*The problem*.
Write out every one of the entries below line for line, keeping each character unchanged.

*Listed entries*.
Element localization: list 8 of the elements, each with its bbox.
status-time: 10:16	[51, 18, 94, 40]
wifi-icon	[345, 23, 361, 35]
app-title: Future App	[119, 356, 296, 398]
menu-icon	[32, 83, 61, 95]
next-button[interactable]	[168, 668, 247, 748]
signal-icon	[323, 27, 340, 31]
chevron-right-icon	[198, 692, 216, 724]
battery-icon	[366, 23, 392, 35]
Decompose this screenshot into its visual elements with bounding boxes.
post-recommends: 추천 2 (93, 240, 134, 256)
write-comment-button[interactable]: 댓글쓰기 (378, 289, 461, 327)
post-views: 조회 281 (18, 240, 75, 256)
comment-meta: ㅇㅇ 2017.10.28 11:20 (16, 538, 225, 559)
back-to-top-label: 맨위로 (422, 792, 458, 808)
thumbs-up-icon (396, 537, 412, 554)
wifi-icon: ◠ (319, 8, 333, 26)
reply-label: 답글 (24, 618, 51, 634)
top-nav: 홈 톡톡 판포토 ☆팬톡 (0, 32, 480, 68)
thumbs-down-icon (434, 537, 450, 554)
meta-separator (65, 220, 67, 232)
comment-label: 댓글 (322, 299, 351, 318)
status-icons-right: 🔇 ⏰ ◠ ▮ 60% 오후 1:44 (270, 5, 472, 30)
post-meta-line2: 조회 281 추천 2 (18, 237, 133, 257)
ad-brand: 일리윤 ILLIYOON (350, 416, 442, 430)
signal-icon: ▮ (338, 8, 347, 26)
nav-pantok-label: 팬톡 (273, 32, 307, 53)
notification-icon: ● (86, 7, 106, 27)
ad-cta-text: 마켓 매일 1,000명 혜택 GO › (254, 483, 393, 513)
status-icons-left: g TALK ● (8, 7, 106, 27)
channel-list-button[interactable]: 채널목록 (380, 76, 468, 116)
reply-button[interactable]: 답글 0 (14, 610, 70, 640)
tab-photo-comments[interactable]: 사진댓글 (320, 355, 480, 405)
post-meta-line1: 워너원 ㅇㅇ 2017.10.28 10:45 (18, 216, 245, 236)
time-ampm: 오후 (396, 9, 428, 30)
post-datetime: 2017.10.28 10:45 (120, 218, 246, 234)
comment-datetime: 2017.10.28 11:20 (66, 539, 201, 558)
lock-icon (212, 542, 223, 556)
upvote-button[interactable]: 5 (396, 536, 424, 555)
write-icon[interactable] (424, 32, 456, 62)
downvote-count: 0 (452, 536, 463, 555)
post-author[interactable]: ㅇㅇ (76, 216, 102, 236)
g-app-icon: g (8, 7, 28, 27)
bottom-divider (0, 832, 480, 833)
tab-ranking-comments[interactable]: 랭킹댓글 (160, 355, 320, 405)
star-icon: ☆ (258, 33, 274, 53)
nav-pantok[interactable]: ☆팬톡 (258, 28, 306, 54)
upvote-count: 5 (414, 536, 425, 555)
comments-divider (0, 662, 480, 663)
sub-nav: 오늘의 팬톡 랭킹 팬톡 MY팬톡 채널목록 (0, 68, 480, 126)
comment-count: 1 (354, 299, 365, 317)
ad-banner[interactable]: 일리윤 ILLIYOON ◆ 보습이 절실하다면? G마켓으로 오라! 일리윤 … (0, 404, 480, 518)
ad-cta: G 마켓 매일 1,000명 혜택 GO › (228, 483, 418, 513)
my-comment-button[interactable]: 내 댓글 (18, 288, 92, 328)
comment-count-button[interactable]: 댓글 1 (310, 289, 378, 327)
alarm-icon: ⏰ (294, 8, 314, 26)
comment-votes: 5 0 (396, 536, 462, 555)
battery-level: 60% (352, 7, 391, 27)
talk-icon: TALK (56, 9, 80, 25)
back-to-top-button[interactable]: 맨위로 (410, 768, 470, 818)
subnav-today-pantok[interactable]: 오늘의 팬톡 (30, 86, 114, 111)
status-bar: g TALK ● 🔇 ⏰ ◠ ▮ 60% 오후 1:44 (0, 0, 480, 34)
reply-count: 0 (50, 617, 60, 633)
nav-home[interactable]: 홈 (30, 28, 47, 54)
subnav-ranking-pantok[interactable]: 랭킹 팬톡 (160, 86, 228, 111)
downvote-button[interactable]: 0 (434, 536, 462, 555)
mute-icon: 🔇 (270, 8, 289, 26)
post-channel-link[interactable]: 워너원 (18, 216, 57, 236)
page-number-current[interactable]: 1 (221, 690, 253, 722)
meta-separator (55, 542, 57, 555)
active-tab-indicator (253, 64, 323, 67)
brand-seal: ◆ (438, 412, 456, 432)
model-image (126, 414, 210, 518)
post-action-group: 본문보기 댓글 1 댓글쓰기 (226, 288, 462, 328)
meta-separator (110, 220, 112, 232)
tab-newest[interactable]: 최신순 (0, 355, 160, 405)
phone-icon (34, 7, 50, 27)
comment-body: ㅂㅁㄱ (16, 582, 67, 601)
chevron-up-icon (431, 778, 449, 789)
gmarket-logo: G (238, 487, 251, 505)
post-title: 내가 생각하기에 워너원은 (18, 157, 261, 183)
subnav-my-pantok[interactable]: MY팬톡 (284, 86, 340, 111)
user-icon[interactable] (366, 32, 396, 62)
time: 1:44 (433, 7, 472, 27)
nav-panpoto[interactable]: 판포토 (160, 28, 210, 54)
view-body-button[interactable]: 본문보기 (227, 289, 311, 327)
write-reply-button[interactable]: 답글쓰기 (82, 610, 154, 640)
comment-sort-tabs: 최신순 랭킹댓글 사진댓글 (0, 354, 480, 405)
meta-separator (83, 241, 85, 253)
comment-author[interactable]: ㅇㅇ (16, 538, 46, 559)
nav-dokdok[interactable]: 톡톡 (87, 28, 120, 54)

*Task result*.
Element localization: list 8 of the elements, each with its bbox.
status-time: 10:16	[51, 18, 94, 40]
wifi-icon	[345, 23, 361, 35]
app-title: Future App	[119, 356, 296, 398]
menu-icon	[32, 83, 61, 95]
next-button[interactable]	[168, 668, 247, 748]
signal-icon	[323, 27, 340, 31]
chevron-right-icon	[198, 692, 216, 724]
battery-icon	[366, 23, 392, 35]
Decompose this screenshot into its visual elements with bounding boxes.
post-recommends: 추천 2 (93, 240, 134, 256)
write-comment-button[interactable]: 댓글쓰기 (378, 289, 461, 327)
post-views: 조회 281 (18, 240, 75, 256)
comment-meta: ㅇㅇ 2017.10.28 11:20 (16, 538, 225, 559)
back-to-top-label: 맨위로 (422, 792, 458, 808)
thumbs-up-icon (396, 537, 412, 554)
wifi-icon: ◠ (319, 8, 333, 26)
reply-label: 답글 (24, 618, 51, 634)
top-nav: 홈 톡톡 판포토 ☆팬톡 (0, 32, 480, 68)
thumbs-down-icon (434, 537, 450, 554)
meta-separator (65, 220, 67, 232)
comment-label: 댓글 (322, 299, 351, 318)
status-icons-right: 🔇 ⏰ ◠ ▮ 60% 오후 1:44 (270, 5, 472, 30)
post-meta-line2: 조회 281 추천 2 (18, 237, 133, 257)
ad-brand: 일리윤 ILLIYOON (350, 416, 442, 430)
signal-icon: ▮ (338, 8, 347, 26)
nav-pantok-label: 팬톡 (273, 32, 307, 53)
notification-icon: ● (86, 7, 106, 27)
ad-cta-text: 마켓 매일 1,000명 혜택 GO › (254, 483, 393, 513)
status-icons-left: g TALK ● (8, 7, 106, 27)
channel-list-button[interactable]: 채널목록 (380, 76, 468, 116)
reply-button[interactable]: 답글 0 (14, 610, 70, 640)
tab-photo-comments[interactable]: 사진댓글 (320, 355, 480, 405)
post-meta-line1: 워너원 ㅇㅇ 2017.10.28 10:45 (18, 216, 245, 236)
time-ampm: 오후 (396, 9, 428, 30)
post-datetime: 2017.10.28 10:45 (120, 218, 246, 234)
comment-datetime: 2017.10.28 11:20 (66, 539, 201, 558)
lock-icon (212, 542, 223, 556)
upvote-button[interactable]: 5 (396, 536, 424, 555)
write-icon[interactable] (424, 32, 456, 62)
downvote-count: 0 (452, 536, 463, 555)
post-author[interactable]: ㅇㅇ (76, 216, 102, 236)
g-app-icon: g (8, 7, 28, 27)
bottom-divider (0, 832, 480, 833)
tab-ranking-comments[interactable]: 랭킹댓글 (160, 355, 320, 405)
star-icon: ☆ (258, 33, 274, 53)
nav-pantok[interactable]: ☆팬톡 (258, 28, 306, 54)
upvote-count: 5 (414, 536, 425, 555)
comments-divider (0, 662, 480, 663)
sub-nav: 오늘의 팬톡 랭킹 팬톡 MY팬톡 채널목록 (0, 68, 480, 126)
comment-count: 1 (354, 299, 365, 317)
ad-banner[interactable]: 일리윤 ILLIYOON ◆ 보습이 절실하다면? G마켓으로 오라! 일리윤 … (0, 404, 480, 518)
ad-cta: G 마켓 매일 1,000명 혜택 GO › (228, 483, 418, 513)
my-comment-button[interactable]: 내 댓글 (18, 288, 92, 328)
comment-count-button[interactable]: 댓글 1 (310, 289, 378, 327)
alarm-icon: ⏰ (294, 8, 314, 26)
comment-votes: 5 0 (396, 536, 462, 555)
battery-level: 60% (352, 7, 391, 27)
talk-icon: TALK (56, 9, 80, 25)
back-to-top-button[interactable]: 맨위로 (410, 768, 470, 818)
subnav-today-pantok[interactable]: 오늘의 팬톡 (30, 86, 114, 111)
status-bar: g TALK ● 🔇 ⏰ ◠ ▮ 60% 오후 1:44 (0, 0, 480, 34)
reply-count: 0 (50, 617, 60, 633)
nav-home[interactable]: 홈 (30, 28, 47, 54)
subnav-ranking-pantok[interactable]: 랭킹 팬톡 (160, 86, 228, 111)
downvote-button[interactable]: 0 (434, 536, 462, 555)
mute-icon: 🔇 (270, 8, 289, 26)
post-channel-link[interactable]: 워너원 (18, 216, 57, 236)
page-number-current[interactable]: 1 (221, 690, 253, 722)
meta-separator (55, 542, 57, 555)
active-tab-indicator (253, 64, 323, 67)
brand-seal: ◆ (438, 412, 456, 432)
model-image (126, 414, 210, 518)
post-action-group: 본문보기 댓글 1 댓글쓰기 (226, 288, 462, 328)
meta-separator (110, 220, 112, 232)
tab-newest[interactable]: 최신순 (0, 355, 160, 405)
phone-icon (34, 7, 50, 27)
comment-body: ㅂㅁㄱ (16, 582, 67, 601)
chevron-up-icon (431, 778, 449, 789)
gmarket-logo: G (238, 487, 251, 505)
post-title: 내가 생각하기에 워너원은 (18, 157, 261, 183)
subnav-my-pantok[interactable]: MY팬톡 (284, 86, 340, 111)
user-icon[interactable] (366, 32, 396, 62)
time: 1:44 (433, 7, 472, 27)
nav-panpoto[interactable]: 판포토 (160, 28, 210, 54)
view-body-button[interactable]: 본문보기 (227, 289, 311, 327)
write-reply-button[interactable]: 답글쓰기 (82, 610, 154, 640)
comment-sort-tabs: 최신순 랭킹댓글 사진댓글 (0, 354, 480, 405)
meta-separator (83, 241, 85, 253)
comment-author[interactable]: ㅇㅇ (16, 538, 46, 559)
nav-dokdok[interactable]: 톡톡 (87, 28, 120, 54)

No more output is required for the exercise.